- What this task involves
Search the material for the string "طرائق", then return every line where it is found.
________________
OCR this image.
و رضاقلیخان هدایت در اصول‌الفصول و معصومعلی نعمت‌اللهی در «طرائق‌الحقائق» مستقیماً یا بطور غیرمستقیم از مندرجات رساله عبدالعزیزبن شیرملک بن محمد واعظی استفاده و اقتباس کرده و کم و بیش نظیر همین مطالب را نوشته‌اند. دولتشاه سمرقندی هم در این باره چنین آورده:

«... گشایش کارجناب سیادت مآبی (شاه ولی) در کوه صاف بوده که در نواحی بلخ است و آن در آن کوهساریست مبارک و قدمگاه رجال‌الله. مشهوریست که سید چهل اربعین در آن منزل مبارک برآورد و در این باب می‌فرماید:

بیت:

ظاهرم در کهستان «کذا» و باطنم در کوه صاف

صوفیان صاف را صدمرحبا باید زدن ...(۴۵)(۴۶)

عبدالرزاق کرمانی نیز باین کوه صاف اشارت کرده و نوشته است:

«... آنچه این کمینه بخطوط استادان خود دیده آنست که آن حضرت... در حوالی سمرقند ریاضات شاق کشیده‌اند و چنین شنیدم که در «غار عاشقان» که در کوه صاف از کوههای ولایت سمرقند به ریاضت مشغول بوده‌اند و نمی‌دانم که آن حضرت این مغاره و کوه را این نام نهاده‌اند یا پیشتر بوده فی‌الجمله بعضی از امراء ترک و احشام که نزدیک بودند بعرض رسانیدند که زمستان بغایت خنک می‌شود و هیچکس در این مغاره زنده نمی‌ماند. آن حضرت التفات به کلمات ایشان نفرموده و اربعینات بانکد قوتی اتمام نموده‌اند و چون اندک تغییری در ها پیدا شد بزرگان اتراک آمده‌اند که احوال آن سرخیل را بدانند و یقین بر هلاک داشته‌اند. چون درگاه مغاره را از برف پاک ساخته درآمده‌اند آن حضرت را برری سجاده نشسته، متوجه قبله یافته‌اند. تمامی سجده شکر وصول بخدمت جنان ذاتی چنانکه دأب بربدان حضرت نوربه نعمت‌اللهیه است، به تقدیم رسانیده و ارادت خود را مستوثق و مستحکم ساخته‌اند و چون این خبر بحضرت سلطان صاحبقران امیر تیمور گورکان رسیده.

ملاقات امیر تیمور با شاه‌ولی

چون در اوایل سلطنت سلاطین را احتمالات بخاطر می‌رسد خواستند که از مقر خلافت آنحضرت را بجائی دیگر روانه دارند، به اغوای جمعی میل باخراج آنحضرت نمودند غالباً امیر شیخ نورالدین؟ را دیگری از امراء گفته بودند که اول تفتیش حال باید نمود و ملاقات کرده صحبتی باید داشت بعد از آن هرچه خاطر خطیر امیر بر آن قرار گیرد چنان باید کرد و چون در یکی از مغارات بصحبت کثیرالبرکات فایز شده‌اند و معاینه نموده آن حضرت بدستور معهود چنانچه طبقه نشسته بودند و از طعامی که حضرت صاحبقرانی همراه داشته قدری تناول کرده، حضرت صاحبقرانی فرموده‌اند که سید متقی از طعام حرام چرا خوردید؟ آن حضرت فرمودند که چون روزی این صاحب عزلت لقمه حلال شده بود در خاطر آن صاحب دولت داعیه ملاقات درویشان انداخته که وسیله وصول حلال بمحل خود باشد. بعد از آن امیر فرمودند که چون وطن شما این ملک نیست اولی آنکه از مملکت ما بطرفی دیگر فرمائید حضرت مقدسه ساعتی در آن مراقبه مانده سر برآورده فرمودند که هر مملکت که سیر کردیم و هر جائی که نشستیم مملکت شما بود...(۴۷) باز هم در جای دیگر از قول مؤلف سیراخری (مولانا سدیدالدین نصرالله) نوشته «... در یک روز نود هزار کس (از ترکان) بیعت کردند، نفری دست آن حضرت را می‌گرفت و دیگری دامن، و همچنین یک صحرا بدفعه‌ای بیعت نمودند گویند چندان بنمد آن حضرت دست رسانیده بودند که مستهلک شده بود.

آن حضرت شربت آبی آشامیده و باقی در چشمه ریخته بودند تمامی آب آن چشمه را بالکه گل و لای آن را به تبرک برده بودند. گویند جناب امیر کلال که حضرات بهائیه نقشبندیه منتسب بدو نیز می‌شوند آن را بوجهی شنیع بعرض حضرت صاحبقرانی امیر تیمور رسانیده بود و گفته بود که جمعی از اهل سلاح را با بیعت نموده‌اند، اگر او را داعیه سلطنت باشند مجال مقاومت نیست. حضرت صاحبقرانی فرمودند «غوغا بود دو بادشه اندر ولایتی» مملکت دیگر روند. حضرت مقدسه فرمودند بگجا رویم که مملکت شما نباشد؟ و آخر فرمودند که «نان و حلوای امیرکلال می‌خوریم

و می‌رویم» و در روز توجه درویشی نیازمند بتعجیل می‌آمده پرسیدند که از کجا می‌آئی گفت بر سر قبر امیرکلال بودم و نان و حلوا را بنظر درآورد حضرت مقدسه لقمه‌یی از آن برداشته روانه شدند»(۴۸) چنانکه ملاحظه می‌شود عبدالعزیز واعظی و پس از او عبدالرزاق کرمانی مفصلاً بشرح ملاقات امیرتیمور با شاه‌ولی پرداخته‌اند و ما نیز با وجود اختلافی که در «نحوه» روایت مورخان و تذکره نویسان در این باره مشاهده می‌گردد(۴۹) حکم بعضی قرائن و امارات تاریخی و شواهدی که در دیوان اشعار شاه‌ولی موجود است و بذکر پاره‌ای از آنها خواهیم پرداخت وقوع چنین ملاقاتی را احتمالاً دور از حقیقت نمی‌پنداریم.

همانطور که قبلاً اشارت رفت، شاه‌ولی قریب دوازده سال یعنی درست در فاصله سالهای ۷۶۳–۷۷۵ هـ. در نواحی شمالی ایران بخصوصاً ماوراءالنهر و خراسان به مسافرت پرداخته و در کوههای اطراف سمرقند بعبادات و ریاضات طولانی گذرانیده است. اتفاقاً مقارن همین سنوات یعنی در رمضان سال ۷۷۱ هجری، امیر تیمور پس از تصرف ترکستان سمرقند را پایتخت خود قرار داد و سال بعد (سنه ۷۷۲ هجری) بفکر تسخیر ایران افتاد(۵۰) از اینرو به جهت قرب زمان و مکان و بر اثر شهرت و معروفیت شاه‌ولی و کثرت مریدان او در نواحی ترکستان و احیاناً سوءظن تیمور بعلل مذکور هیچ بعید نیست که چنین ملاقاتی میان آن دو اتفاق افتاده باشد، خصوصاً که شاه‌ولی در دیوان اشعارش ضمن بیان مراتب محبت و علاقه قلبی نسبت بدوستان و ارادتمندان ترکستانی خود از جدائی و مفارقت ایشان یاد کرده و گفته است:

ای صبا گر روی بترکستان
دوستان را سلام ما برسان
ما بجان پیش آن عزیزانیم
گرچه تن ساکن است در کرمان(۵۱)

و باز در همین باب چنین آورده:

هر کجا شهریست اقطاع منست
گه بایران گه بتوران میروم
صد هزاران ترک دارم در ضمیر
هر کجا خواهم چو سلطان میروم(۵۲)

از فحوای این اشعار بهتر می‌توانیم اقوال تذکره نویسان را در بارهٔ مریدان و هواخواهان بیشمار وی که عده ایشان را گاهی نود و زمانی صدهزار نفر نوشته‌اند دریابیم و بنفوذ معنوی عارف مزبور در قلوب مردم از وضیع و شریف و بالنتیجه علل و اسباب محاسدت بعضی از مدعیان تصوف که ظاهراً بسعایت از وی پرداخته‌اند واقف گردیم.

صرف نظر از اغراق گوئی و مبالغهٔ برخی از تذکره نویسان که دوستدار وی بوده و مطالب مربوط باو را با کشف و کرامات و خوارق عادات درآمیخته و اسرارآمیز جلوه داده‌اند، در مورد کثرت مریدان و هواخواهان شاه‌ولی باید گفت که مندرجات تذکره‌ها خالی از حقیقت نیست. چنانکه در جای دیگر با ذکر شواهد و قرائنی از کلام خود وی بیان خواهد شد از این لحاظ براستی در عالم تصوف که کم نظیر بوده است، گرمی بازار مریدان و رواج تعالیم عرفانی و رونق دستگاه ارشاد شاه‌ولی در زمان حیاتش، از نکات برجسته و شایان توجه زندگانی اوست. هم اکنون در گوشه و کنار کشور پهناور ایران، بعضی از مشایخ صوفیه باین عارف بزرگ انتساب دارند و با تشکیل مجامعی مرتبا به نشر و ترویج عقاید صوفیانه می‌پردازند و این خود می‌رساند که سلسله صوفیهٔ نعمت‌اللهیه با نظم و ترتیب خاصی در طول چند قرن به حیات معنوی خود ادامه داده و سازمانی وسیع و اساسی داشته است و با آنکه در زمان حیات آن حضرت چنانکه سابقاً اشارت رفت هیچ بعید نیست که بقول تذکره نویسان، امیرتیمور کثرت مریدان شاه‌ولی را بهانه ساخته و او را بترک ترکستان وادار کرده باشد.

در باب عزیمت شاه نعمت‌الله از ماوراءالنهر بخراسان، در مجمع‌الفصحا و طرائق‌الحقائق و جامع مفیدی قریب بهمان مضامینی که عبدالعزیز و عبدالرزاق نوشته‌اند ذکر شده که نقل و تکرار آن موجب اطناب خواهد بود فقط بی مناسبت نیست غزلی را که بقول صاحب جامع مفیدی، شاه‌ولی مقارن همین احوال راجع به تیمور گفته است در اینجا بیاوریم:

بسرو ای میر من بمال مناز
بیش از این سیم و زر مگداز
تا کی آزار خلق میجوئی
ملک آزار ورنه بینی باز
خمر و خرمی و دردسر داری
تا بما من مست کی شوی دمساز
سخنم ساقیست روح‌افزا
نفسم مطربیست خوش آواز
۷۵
________________
- Written answer
و رضاقلیخان هدایت در اصول‌الفصول و معصومعلی نعمت‌اللهی در «طرائق‌الحقائق» مستقیماً یا بطور غیرمستقیم از مندرجات رساله عبدالعزیزبن شیرملک بن محمد واعظی استفاده و اقتباس کرده و کم و بیش نظیر همین مطالب را نوشته‌اند. دولتشاه سمرقندی هم در این باره چنین آورده:
در باب عزیمت شاه نعمت‌الله از ماوراءالنهر بخراسان، در مجمع‌الفصحا و طرائق‌الحقائق و جامع مفیدی قریب بهمان مضامینی که عبدالعزیز و عبدالرزاق نوشته‌اند ذکر شده که نقل و تکرار آن موجب اطناب خواهد بود فقط بی مناسبت نیست غزلی را که بقول صاحب جامع مفیدی، شاه‌ولی مقارن همین احوال راجع به تیمور گفته است در اینجا بیاوریم:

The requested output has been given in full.